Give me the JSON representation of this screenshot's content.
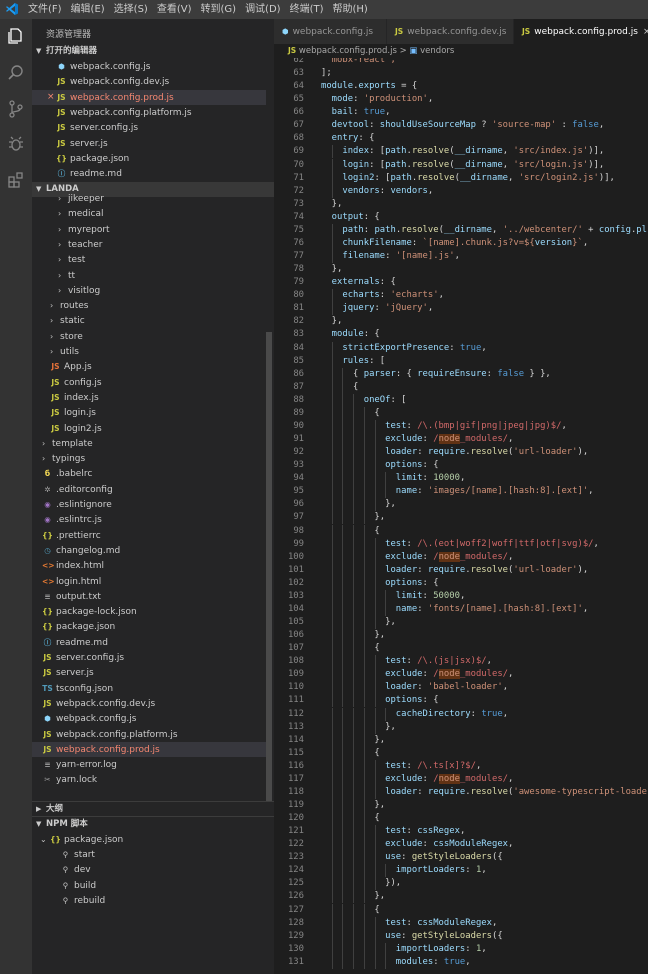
{
  "menu": [
    "文件(F)",
    "编辑(E)",
    "选择(S)",
    "查看(V)",
    "转到(G)",
    "调试(D)",
    "终端(T)",
    "帮助(H)"
  ],
  "sidebar_title": "资源管理器",
  "open_editors_label": "打开的编辑器",
  "open_editors": [
    {
      "name": "webpack.config.js",
      "icon": "webpack-icon"
    },
    {
      "name": "webpack.config.dev.js",
      "icon": "js-icon"
    },
    {
      "name": "webpack.config.prod.js",
      "icon": "js-icon",
      "selected": true,
      "error": true
    },
    {
      "name": "webpack.config.platform.js",
      "icon": "js-icon"
    },
    {
      "name": "server.config.js",
      "icon": "js-icon"
    },
    {
      "name": "server.js",
      "icon": "js-icon"
    },
    {
      "name": "package.json",
      "icon": "json-icon"
    },
    {
      "name": "readme.md",
      "icon": "info-icon"
    }
  ],
  "project_label": "LANDA",
  "tree": [
    {
      "name": "jikeeper",
      "depth": 2,
      "folder": true
    },
    {
      "name": "medical",
      "depth": 2,
      "folder": true
    },
    {
      "name": "myreport",
      "depth": 2,
      "folder": true
    },
    {
      "name": "teacher",
      "depth": 2,
      "folder": true
    },
    {
      "name": "test",
      "depth": 2,
      "folder": true
    },
    {
      "name": "tt",
      "depth": 2,
      "folder": true
    },
    {
      "name": "visitlog",
      "depth": 2,
      "folder": true
    },
    {
      "name": "routes",
      "depth": 1,
      "folder": true
    },
    {
      "name": "static",
      "depth": 1,
      "folder": true
    },
    {
      "name": "store",
      "depth": 1,
      "folder": true
    },
    {
      "name": "utils",
      "depth": 1,
      "folder": true
    },
    {
      "name": "App.js",
      "depth": 1,
      "icon": "js-react-icon"
    },
    {
      "name": "config.js",
      "depth": 1,
      "icon": "js-icon"
    },
    {
      "name": "index.js",
      "depth": 1,
      "icon": "js-icon"
    },
    {
      "name": "login.js",
      "depth": 1,
      "icon": "js-icon"
    },
    {
      "name": "login2.js",
      "depth": 1,
      "icon": "js-icon"
    },
    {
      "name": "template",
      "depth": 0,
      "folder": true
    },
    {
      "name": "typings",
      "depth": 0,
      "folder": true
    },
    {
      "name": ".babelrc",
      "depth": 0,
      "icon": "babel-icon"
    },
    {
      "name": ".editorconfig",
      "depth": 0,
      "icon": "settings-icon"
    },
    {
      "name": ".eslintignore",
      "depth": 0,
      "icon": "eslint-icon"
    },
    {
      "name": ".eslintrc.js",
      "depth": 0,
      "icon": "eslint-icon"
    },
    {
      "name": ".prettierrc",
      "depth": 0,
      "icon": "json-icon"
    },
    {
      "name": "changelog.md",
      "depth": 0,
      "icon": "clock-icon"
    },
    {
      "name": "index.html",
      "depth": 0,
      "icon": "html-icon"
    },
    {
      "name": "login.html",
      "depth": 0,
      "icon": "html-icon"
    },
    {
      "name": "output.txt",
      "depth": 0,
      "icon": "text-icon"
    },
    {
      "name": "package-lock.json",
      "depth": 0,
      "icon": "json-icon"
    },
    {
      "name": "package.json",
      "depth": 0,
      "icon": "json-icon"
    },
    {
      "name": "readme.md",
      "depth": 0,
      "icon": "info-icon"
    },
    {
      "name": "server.config.js",
      "depth": 0,
      "icon": "js-icon"
    },
    {
      "name": "server.js",
      "depth": 0,
      "icon": "js-icon"
    },
    {
      "name": "tsconfig.json",
      "depth": 0,
      "icon": "ts-icon"
    },
    {
      "name": "webpack.config.dev.js",
      "depth": 0,
      "icon": "js-icon"
    },
    {
      "name": "webpack.config.js",
      "depth": 0,
      "icon": "webpack-icon"
    },
    {
      "name": "webpack.config.platform.js",
      "depth": 0,
      "icon": "js-icon"
    },
    {
      "name": "webpack.config.prod.js",
      "depth": 0,
      "icon": "js-icon",
      "selected": true,
      "error": true
    },
    {
      "name": "yarn-error.log",
      "depth": 0,
      "icon": "lines-icon"
    },
    {
      "name": "yarn.lock",
      "depth": 0,
      "icon": "yarn-icon"
    }
  ],
  "outline_label": "大纲",
  "npm_label": "NPM 脚本",
  "npm_package": "package.json",
  "npm_scripts": [
    "start",
    "dev",
    "build",
    "rebuild"
  ],
  "tabs": [
    {
      "name": "webpack.config.js",
      "icon": "webpack-icon"
    },
    {
      "name": "webpack.config.dev.js",
      "icon": "js-icon"
    },
    {
      "name": "webpack.config.prod.js",
      "icon": "js-icon",
      "active": true
    }
  ],
  "tab_close": "×",
  "breadcrumb": {
    "file": "webpack.config.prod.js",
    "sep": ">",
    "symbol": "vendors"
  },
  "code_start_line": 62,
  "code_lines": [
    [
      [
        "s",
        "  mobx-react',"
      ]
    ],
    [
      [
        "p",
        "];"
      ]
    ],
    [
      [
        "v",
        "module"
      ],
      [
        "p",
        "."
      ],
      [
        "v",
        "exports"
      ],
      [
        "p",
        " = {"
      ]
    ],
    [
      [
        "v",
        "  mode"
      ],
      [
        "p",
        ": "
      ],
      [
        "s",
        "'production'"
      ],
      [
        "p",
        ","
      ]
    ],
    [
      [
        "v",
        "  bail"
      ],
      [
        "p",
        ": "
      ],
      [
        "k",
        "true"
      ],
      [
        "p",
        ","
      ]
    ],
    [
      [
        "v",
        "  devtool"
      ],
      [
        "p",
        ": "
      ],
      [
        "v",
        "shouldUseSourceMap"
      ],
      [
        "p",
        " ? "
      ],
      [
        "s",
        "'source-map'"
      ],
      [
        "p",
        " : "
      ],
      [
        "k",
        "false"
      ],
      [
        "p",
        ","
      ]
    ],
    [
      [
        "v",
        "  entry"
      ],
      [
        "p",
        ": {"
      ]
    ],
    [
      [
        "v",
        "    index"
      ],
      [
        "p",
        ": ["
      ],
      [
        "v",
        "path"
      ],
      [
        "p",
        "."
      ],
      [
        "f",
        "resolve"
      ],
      [
        "p",
        "("
      ],
      [
        "v",
        "__dirname"
      ],
      [
        "p",
        ", "
      ],
      [
        "s",
        "'src/index.js'"
      ],
      [
        "p",
        ")],"
      ]
    ],
    [
      [
        "v",
        "    login"
      ],
      [
        "p",
        ": ["
      ],
      [
        "v",
        "path"
      ],
      [
        "p",
        "."
      ],
      [
        "f",
        "resolve"
      ],
      [
        "p",
        "("
      ],
      [
        "v",
        "__dirname"
      ],
      [
        "p",
        ", "
      ],
      [
        "s",
        "'src/login.js'"
      ],
      [
        "p",
        ")],"
      ]
    ],
    [
      [
        "v",
        "    login2"
      ],
      [
        "p",
        ": ["
      ],
      [
        "v",
        "path"
      ],
      [
        "p",
        "."
      ],
      [
        "f",
        "resolve"
      ],
      [
        "p",
        "("
      ],
      [
        "v",
        "__dirname"
      ],
      [
        "p",
        ", "
      ],
      [
        "s",
        "'src/login2.js'"
      ],
      [
        "p",
        ")],"
      ]
    ],
    [
      [
        "v",
        "    vendors"
      ],
      [
        "p",
        ": "
      ],
      [
        "v",
        "vendors"
      ],
      [
        "p",
        ","
      ]
    ],
    [
      [
        "p",
        "  },"
      ]
    ],
    [
      [
        "v",
        "  output"
      ],
      [
        "p",
        ": {"
      ]
    ],
    [
      [
        "v",
        "    path"
      ],
      [
        "p",
        ": "
      ],
      [
        "v",
        "path"
      ],
      [
        "p",
        "."
      ],
      [
        "f",
        "resolve"
      ],
      [
        "p",
        "("
      ],
      [
        "v",
        "__dirname"
      ],
      [
        "p",
        ", "
      ],
      [
        "s",
        "'../webcenter/'"
      ],
      [
        "p",
        " + "
      ],
      [
        "v",
        "config"
      ],
      [
        "p",
        "."
      ],
      [
        "v",
        "pl"
      ]
    ],
    [
      [
        "v",
        "    chunkFilename"
      ],
      [
        "p",
        ": "
      ],
      [
        "s",
        "`[name].chunk.js?v=${"
      ],
      [
        "v",
        "version"
      ],
      [
        "s",
        "}`"
      ],
      [
        "p",
        ","
      ]
    ],
    [
      [
        "v",
        "    filename"
      ],
      [
        "p",
        ": "
      ],
      [
        "s",
        "'[name].js'"
      ],
      [
        "p",
        ","
      ]
    ],
    [
      [
        "p",
        "  },"
      ]
    ],
    [
      [
        "v",
        "  externals"
      ],
      [
        "p",
        ": {"
      ]
    ],
    [
      [
        "v",
        "    echarts"
      ],
      [
        "p",
        ": "
      ],
      [
        "s",
        "'echarts'"
      ],
      [
        "p",
        ","
      ]
    ],
    [
      [
        "v",
        "    jquery"
      ],
      [
        "p",
        ": "
      ],
      [
        "s",
        "'jQuery'"
      ],
      [
        "p",
        ","
      ]
    ],
    [
      [
        "p",
        "  },"
      ]
    ],
    [
      [
        "v",
        "  module"
      ],
      [
        "p",
        ": {"
      ]
    ],
    [
      [
        "v",
        "    strictExportPresence"
      ],
      [
        "p",
        ": "
      ],
      [
        "k",
        "true"
      ],
      [
        "p",
        ","
      ]
    ],
    [
      [
        "v",
        "    rules"
      ],
      [
        "p",
        ": ["
      ]
    ],
    [
      [
        "p",
        "      { "
      ],
      [
        "v",
        "parser"
      ],
      [
        "p",
        ": { "
      ],
      [
        "v",
        "requireEnsure"
      ],
      [
        "p",
        ": "
      ],
      [
        "k",
        "false"
      ],
      [
        "p",
        " } },"
      ]
    ],
    [
      [
        "p",
        "      {"
      ]
    ],
    [
      [
        "v",
        "        oneOf"
      ],
      [
        "p",
        ": ["
      ]
    ],
    [
      [
        "p",
        "          {"
      ]
    ],
    [
      [
        "v",
        "            test"
      ],
      [
        "p",
        ": "
      ],
      [
        "r",
        "/\\.(bmp|gif|png|jpeg|jpg)$/"
      ],
      [
        "p",
        ","
      ]
    ],
    [
      [
        "v",
        "            exclude"
      ],
      [
        "p",
        ": "
      ],
      [
        "r",
        "/"
      ],
      [
        "ex",
        "node"
      ],
      [
        "r",
        "_modules/"
      ],
      [
        "p",
        ","
      ]
    ],
    [
      [
        "v",
        "            loader"
      ],
      [
        "p",
        ": "
      ],
      [
        "v",
        "require"
      ],
      [
        "p",
        "."
      ],
      [
        "f",
        "resolve"
      ],
      [
        "p",
        "("
      ],
      [
        "s",
        "'url-loader'"
      ],
      [
        "p",
        "),"
      ]
    ],
    [
      [
        "v",
        "            options"
      ],
      [
        "p",
        ": {"
      ]
    ],
    [
      [
        "v",
        "              limit"
      ],
      [
        "p",
        ": "
      ],
      [
        "n",
        "10000"
      ],
      [
        "p",
        ","
      ]
    ],
    [
      [
        "v",
        "              name"
      ],
      [
        "p",
        ": "
      ],
      [
        "s",
        "'images/[name].[hash:8].[ext]'"
      ],
      [
        "p",
        ","
      ]
    ],
    [
      [
        "p",
        "            },"
      ]
    ],
    [
      [
        "p",
        "          },"
      ]
    ],
    [
      [
        "p",
        "          {"
      ]
    ],
    [
      [
        "v",
        "            test"
      ],
      [
        "p",
        ": "
      ],
      [
        "r",
        "/\\.(eot|woff2|woff|ttf|otf|svg)$/"
      ],
      [
        "p",
        ","
      ]
    ],
    [
      [
        "v",
        "            exclude"
      ],
      [
        "p",
        ": "
      ],
      [
        "r",
        "/"
      ],
      [
        "ex",
        "node"
      ],
      [
        "r",
        "_modules/"
      ],
      [
        "p",
        ","
      ]
    ],
    [
      [
        "v",
        "            loader"
      ],
      [
        "p",
        ": "
      ],
      [
        "v",
        "require"
      ],
      [
        "p",
        "."
      ],
      [
        "f",
        "resolve"
      ],
      [
        "p",
        "("
      ],
      [
        "s",
        "'url-loader'"
      ],
      [
        "p",
        "),"
      ]
    ],
    [
      [
        "v",
        "            options"
      ],
      [
        "p",
        ": {"
      ]
    ],
    [
      [
        "v",
        "              limit"
      ],
      [
        "p",
        ": "
      ],
      [
        "n",
        "50000"
      ],
      [
        "p",
        ","
      ]
    ],
    [
      [
        "v",
        "              name"
      ],
      [
        "p",
        ": "
      ],
      [
        "s",
        "'fonts/[name].[hash:8].[ext]'"
      ],
      [
        "p",
        ","
      ]
    ],
    [
      [
        "p",
        "            },"
      ]
    ],
    [
      [
        "p",
        "          },"
      ]
    ],
    [
      [
        "p",
        "          {"
      ]
    ],
    [
      [
        "v",
        "            test"
      ],
      [
        "p",
        ": "
      ],
      [
        "r",
        "/\\.(js|jsx)$/"
      ],
      [
        "p",
        ","
      ]
    ],
    [
      [
        "v",
        "            exclude"
      ],
      [
        "p",
        ": "
      ],
      [
        "r",
        "/"
      ],
      [
        "ex",
        "node"
      ],
      [
        "r",
        "_modules/"
      ],
      [
        "p",
        ","
      ]
    ],
    [
      [
        "v",
        "            loader"
      ],
      [
        "p",
        ": "
      ],
      [
        "s",
        "'babel-loader'"
      ],
      [
        "p",
        ","
      ]
    ],
    [
      [
        "v",
        "            options"
      ],
      [
        "p",
        ": {"
      ]
    ],
    [
      [
        "v",
        "              cacheDirectory"
      ],
      [
        "p",
        ": "
      ],
      [
        "k",
        "true"
      ],
      [
        "p",
        ","
      ]
    ],
    [
      [
        "p",
        "            },"
      ]
    ],
    [
      [
        "p",
        "          },"
      ]
    ],
    [
      [
        "p",
        "          {"
      ]
    ],
    [
      [
        "v",
        "            test"
      ],
      [
        "p",
        ": "
      ],
      [
        "r",
        "/\\.ts[x]?$/"
      ],
      [
        "p",
        ","
      ]
    ],
    [
      [
        "v",
        "            exclude"
      ],
      [
        "p",
        ": "
      ],
      [
        "r",
        "/"
      ],
      [
        "ex",
        "node"
      ],
      [
        "r",
        "_modules/"
      ],
      [
        "p",
        ","
      ]
    ],
    [
      [
        "v",
        "            loader"
      ],
      [
        "p",
        ": "
      ],
      [
        "v",
        "require"
      ],
      [
        "p",
        "."
      ],
      [
        "f",
        "resolve"
      ],
      [
        "p",
        "("
      ],
      [
        "s",
        "'awesome-typescript-loade"
      ]
    ],
    [
      [
        "p",
        "          },"
      ]
    ],
    [
      [
        "p",
        "          {"
      ]
    ],
    [
      [
        "v",
        "            test"
      ],
      [
        "p",
        ": "
      ],
      [
        "v",
        "cssRegex"
      ],
      [
        "p",
        ","
      ]
    ],
    [
      [
        "v",
        "            exclude"
      ],
      [
        "p",
        ": "
      ],
      [
        "v",
        "cssModuleRegex"
      ],
      [
        "p",
        ","
      ]
    ],
    [
      [
        "v",
        "            use"
      ],
      [
        "p",
        ": "
      ],
      [
        "f",
        "getStyleLoaders"
      ],
      [
        "p",
        "({"
      ]
    ],
    [
      [
        "v",
        "              importLoaders"
      ],
      [
        "p",
        ": "
      ],
      [
        "n",
        "1"
      ],
      [
        "p",
        ","
      ]
    ],
    [
      [
        "p",
        "            }),"
      ]
    ],
    [
      [
        "p",
        "          },"
      ]
    ],
    [
      [
        "p",
        "          {"
      ]
    ],
    [
      [
        "v",
        "            test"
      ],
      [
        "p",
        ": "
      ],
      [
        "v",
        "cssModuleRegex"
      ],
      [
        "p",
        ","
      ]
    ],
    [
      [
        "v",
        "            use"
      ],
      [
        "p",
        ": "
      ],
      [
        "f",
        "getStyleLoaders"
      ],
      [
        "p",
        "({"
      ]
    ],
    [
      [
        "v",
        "              importLoaders"
      ],
      [
        "p",
        ": "
      ],
      [
        "n",
        "1"
      ],
      [
        "p",
        ","
      ]
    ],
    [
      [
        "v",
        "              modules"
      ],
      [
        "p",
        ": "
      ],
      [
        "k",
        "true"
      ],
      [
        "p",
        ","
      ]
    ]
  ]
}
——————
■ Given problem: What is the number of lines that hold the string "index"? Reply with that number alone.

■ Correct response: 4